Exercise prompt: Could you write out every entry exactly as it stands?

--- Start Recorded information ---

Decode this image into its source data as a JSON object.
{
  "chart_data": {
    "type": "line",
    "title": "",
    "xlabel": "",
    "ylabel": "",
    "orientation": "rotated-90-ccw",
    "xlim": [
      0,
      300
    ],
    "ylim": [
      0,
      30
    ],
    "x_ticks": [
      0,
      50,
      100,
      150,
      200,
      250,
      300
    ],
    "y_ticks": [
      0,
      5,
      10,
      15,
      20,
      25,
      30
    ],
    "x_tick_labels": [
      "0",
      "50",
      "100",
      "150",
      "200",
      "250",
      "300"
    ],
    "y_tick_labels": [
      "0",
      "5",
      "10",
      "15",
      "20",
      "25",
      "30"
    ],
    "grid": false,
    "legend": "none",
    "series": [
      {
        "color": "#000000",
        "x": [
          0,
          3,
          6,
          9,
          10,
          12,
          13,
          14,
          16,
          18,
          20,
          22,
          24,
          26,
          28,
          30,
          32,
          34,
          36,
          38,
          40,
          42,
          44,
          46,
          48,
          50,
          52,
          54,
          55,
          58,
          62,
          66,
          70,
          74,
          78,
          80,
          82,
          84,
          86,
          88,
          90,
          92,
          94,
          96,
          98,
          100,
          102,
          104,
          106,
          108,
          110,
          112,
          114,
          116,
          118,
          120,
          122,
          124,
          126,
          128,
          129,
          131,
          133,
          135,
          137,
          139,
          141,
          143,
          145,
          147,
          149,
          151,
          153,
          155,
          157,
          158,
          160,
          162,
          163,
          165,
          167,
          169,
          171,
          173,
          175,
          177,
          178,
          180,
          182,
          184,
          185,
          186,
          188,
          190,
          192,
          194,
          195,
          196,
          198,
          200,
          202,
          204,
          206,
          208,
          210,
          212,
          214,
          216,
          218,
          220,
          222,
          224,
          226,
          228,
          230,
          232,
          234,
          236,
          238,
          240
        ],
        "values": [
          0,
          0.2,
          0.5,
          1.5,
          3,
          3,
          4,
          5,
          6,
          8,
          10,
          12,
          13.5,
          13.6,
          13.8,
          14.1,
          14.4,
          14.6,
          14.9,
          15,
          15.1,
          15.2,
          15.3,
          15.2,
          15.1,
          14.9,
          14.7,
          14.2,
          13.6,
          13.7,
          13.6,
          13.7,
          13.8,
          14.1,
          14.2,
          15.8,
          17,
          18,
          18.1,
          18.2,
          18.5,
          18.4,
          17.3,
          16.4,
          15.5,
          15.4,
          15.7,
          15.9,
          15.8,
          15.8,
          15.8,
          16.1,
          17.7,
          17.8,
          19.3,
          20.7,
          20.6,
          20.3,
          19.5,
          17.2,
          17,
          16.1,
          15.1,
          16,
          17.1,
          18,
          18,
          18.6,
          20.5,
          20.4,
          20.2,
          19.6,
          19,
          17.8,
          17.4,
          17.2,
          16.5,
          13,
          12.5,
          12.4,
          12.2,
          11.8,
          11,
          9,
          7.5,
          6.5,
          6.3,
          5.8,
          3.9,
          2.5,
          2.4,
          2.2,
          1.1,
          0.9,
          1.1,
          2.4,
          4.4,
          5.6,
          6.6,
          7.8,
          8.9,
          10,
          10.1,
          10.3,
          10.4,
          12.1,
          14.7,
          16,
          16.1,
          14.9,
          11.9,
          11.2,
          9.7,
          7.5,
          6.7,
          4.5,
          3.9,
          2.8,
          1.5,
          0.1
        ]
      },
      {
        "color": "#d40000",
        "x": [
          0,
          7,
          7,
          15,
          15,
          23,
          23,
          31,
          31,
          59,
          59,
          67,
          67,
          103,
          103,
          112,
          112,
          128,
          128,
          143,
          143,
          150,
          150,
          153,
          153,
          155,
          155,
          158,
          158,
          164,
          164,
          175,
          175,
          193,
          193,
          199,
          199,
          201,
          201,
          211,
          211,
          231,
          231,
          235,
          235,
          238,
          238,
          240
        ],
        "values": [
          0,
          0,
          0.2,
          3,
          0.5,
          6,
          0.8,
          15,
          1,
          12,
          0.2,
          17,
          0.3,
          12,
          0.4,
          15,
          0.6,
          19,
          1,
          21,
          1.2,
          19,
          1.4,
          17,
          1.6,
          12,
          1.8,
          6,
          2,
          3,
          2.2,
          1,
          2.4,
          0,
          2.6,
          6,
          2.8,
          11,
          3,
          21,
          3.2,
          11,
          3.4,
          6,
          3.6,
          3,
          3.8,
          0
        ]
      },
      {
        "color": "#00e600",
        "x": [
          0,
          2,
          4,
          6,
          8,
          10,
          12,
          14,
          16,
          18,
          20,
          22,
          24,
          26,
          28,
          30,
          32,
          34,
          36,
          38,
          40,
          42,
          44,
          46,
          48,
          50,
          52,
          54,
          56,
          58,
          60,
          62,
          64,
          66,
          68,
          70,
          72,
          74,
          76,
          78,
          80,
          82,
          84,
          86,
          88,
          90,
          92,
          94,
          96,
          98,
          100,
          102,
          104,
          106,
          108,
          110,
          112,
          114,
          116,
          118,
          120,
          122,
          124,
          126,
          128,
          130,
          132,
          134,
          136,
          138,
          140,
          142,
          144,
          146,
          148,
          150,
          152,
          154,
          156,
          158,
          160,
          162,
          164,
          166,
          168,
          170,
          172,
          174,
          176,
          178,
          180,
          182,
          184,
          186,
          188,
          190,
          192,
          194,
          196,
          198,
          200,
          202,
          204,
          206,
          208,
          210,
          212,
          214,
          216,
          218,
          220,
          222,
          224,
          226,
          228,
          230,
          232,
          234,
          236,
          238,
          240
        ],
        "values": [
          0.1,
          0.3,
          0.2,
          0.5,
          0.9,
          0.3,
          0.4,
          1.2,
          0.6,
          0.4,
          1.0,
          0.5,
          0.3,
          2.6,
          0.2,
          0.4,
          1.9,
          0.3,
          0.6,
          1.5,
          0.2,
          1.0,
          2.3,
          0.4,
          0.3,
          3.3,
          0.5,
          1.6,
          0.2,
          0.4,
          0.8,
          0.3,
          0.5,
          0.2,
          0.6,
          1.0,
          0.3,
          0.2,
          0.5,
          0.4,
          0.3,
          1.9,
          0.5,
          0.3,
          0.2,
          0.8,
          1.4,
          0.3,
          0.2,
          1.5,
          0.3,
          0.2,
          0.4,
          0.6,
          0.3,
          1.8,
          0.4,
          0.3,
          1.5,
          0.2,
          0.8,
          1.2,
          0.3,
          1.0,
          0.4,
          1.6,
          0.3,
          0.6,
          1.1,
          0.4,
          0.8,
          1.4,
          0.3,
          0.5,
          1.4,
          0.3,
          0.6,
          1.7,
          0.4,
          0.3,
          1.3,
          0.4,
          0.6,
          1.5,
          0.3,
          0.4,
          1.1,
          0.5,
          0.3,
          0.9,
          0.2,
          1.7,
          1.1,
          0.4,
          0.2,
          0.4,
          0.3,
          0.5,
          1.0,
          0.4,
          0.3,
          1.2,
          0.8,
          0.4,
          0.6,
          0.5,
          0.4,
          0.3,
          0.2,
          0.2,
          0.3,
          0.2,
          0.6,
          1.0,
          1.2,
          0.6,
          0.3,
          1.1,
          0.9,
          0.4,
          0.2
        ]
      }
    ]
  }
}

--- End Recorded information ---

Task output:
Decode this image into its source data as a JSON object.
{
  "chart_data": {
    "type": "line",
    "title": "",
    "xlabel": "",
    "ylabel": "",
    "orientation": "rotated-90-ccw",
    "xlim": [
      0,
      300
    ],
    "ylim": [
      0,
      30
    ],
    "x_ticks": [
      0,
      50,
      100,
      150,
      200,
      250,
      300
    ],
    "y_ticks": [
      0,
      5,
      10,
      15,
      20,
      25,
      30
    ],
    "x_tick_labels": [
      "0",
      "50",
      "100",
      "150",
      "200",
      "250",
      "300"
    ],
    "y_tick_labels": [
      "0",
      "5",
      "10",
      "15",
      "20",
      "25",
      "30"
    ],
    "grid": false,
    "legend": "none",
    "series": [
      {
        "color": "#000000",
        "x": [
          0,
          3,
          6,
          9,
          10,
          12,
          13,
          14,
          16,
          18,
          20,
          22,
          24,
          26,
          28,
          30,
          32,
          34,
          36,
          38,
          40,
          42,
          44,
          46,
          48,
          50,
          52,
          54,
          55,
          58,
          62,
          66,
          70,
          74,
          78,
          80,
          82,
          84,
          86,
          88,
          90,
          92,
          94,
          96,
          98,
          100,
          102,
          104,
          106,
          108,
          110,
          112,
          114,
          116,
          118,
          120,
          122,
          124,
          126,
          128,
          129,
          131,
          133,
          135,
          137,
          139,
          141,
          143,
          145,
          147,
          149,
          151,
          153,
          155,
          157,
          158,
          160,
          162,
          163,
          165,
          167,
          169,
          171,
          173,
          175,
          177,
          178,
          180,
          182,
          184,
          185,
          186,
          188,
          190,
          192,
          194,
          195,
          196,
          198,
          200,
          202,
          204,
          206,
          208,
          210,
          212,
          214,
          216,
          218,
          220,
          222,
          224,
          226,
          228,
          230,
          232,
          234,
          236,
          238,
          240
        ],
        "values": [
          0,
          0.2,
          0.5,
          1.5,
          3,
          3,
          4,
          5,
          6,
          8,
          10,
          12,
          13.5,
          13.6,
          13.8,
          14.1,
          14.4,
          14.6,
          14.9,
          15,
          15.1,
          15.2,
          15.3,
          15.2,
          15.1,
          14.9,
          14.7,
          14.2,
          13.6,
          13.7,
          13.6,
          13.7,
          13.8,
          14.1,
          14.2,
          15.8,
          17,
          18,
          18.1,
          18.2,
          18.5,
          18.4,
          17.3,
          16.4,
          15.5,
          15.4,
          15.7,
          15.9,
          15.8,
          15.8,
          15.8,
          16.1,
          17.7,
          17.8,
          19.3,
          20.7,
          20.6,
          20.3,
          19.5,
          17.2,
          17,
          16.1,
          15.1,
          16,
          17.1,
          18,
          18,
          18.6,
          20.5,
          20.4,
          20.2,
          19.6,
          19,
          17.8,
          17.4,
          17.2,
          16.5,
          13,
          12.5,
          12.4,
          12.2,
          11.8,
          11,
          9,
          7.5,
          6.5,
          6.3,
          5.8,
          3.9,
          2.5,
          2.4,
          2.2,
          1.1,
          0.9,
          1.1,
          2.4,
          4.4,
          5.6,
          6.6,
          7.8,
          8.9,
          10,
          10.1,
          10.3,
          10.4,
          12.1,
          14.7,
          16,
          16.1,
          14.9,
          11.9,
          11.2,
          9.7,
          7.5,
          6.7,
          4.5,
          3.9,
          2.8,
          1.5,
          0.1
        ]
      },
      {
        "color": "#d40000",
        "x": [
          0,
          7,
          7,
          15,
          15,
          23,
          23,
          31,
          31,
          59,
          59,
          67,
          67,
          103,
          103,
          112,
          112,
          128,
          128,
          143,
          143,
          150,
          150,
          153,
          153,
          155,
          155,
          158,
          158,
          164,
          164,
          175,
          175,
          193,
          193,
          199,
          199,
          201,
          201,
          211,
          211,
          231,
          231,
          235,
          235,
          238,
          238,
          240
        ],
        "values": [
          0,
          0,
          0.2,
          3,
          0.5,
          6,
          0.8,
          15,
          1,
          12,
          0.2,
          17,
          0.3,
          12,
          0.4,
          15,
          0.6,
          19,
          1,
          21,
          1.2,
          19,
          1.4,
          17,
          1.6,
          12,
          1.8,
          6,
          2,
          3,
          2.2,
          1,
          2.4,
          0,
          2.6,
          6,
          2.8,
          11,
          3,
          21,
          3.2,
          11,
          3.4,
          6,
          3.6,
          3,
          3.8,
          0
        ]
      },
      {
        "color": "#00e600",
        "x": [
          0,
          2,
          4,
          6,
          8,
          10,
          12,
          14,
          16,
          18,
          20,
          22,
          24,
          26,
          28,
          30,
          32,
          34,
          36,
          38,
          40,
          42,
          44,
          46,
          48,
          50,
          52,
          54,
          56,
          58,
          60,
          62,
          64,
          66,
          68,
          70,
          72,
          74,
          76,
          78,
          80,
          82,
          84,
          86,
          88,
          90,
          92,
          94,
          96,
          98,
          100,
          102,
          104,
          106,
          108,
          110,
          112,
          114,
          116,
          118,
          120,
          122,
          124,
          126,
          128,
          130,
          132,
          134,
          136,
          138,
          140,
          142,
          144,
          146,
          148,
          150,
          152,
          154,
          156,
          158,
          160,
          162,
          164,
          166,
          168,
          170,
          172,
          174,
          176,
          178,
          180,
          182,
          184,
          186,
          188,
          190,
          192,
          194,
          196,
          198,
          200,
          202,
          204,
          206,
          208,
          210,
          212,
          214,
          216,
          218,
          220,
          222,
          224,
          226,
          228,
          230,
          232,
          234,
          236,
          238,
          240
        ],
        "values": [
          0.1,
          0.3,
          0.2,
          0.5,
          0.9,
          0.3,
          0.4,
          1.2,
          0.6,
          0.4,
          1.0,
          0.5,
          0.3,
          2.6,
          0.2,
          0.4,
          1.9,
          0.3,
          0.6,
          1.5,
          0.2,
          1.0,
          2.3,
          0.4,
          0.3,
          3.3,
          0.5,
          1.6,
          0.2,
          0.4,
          0.8,
          0.3,
          0.5,
          0.2,
          0.6,
          1.0,
          0.3,
          0.2,
          0.5,
          0.4,
          0.3,
          1.9,
          0.5,
          0.3,
          0.2,
          0.8,
          1.4,
          0.3,
          0.2,
          1.5,
          0.3,
          0.2,
          0.4,
          0.6,
          0.3,
          1.8,
          0.4,
          0.3,
          1.5,
          0.2,
          0.8,
          1.2,
          0.3,
          1.0,
          0.4,
          1.6,
          0.3,
          0.6,
          1.1,
          0.4,
          0.8,
          1.4,
          0.3,
          0.5,
          1.4,
          0.3,
          0.6,
          1.7,
          0.4,
          0.3,
          1.3,
          0.4,
          0.6,
          1.5,
          0.3,
          0.4,
          1.1,
          0.5,
          0.3,
          0.9,
          0.2,
          1.7,
          1.1,
          0.4,
          0.2,
          0.4,
          0.3,
          0.5,
          1.0,
          0.4,
          0.3,
          1.2,
          0.8,
          0.4,
          0.6,
          0.5,
          0.4,
          0.3,
          0.2,
          0.2,
          0.3,
          0.2,
          0.6,
          1.0,
          1.2,
          0.6,
          0.3,
          1.1,
          0.9,
          0.4,
          0.2
        ]
      }
    ]
  }
}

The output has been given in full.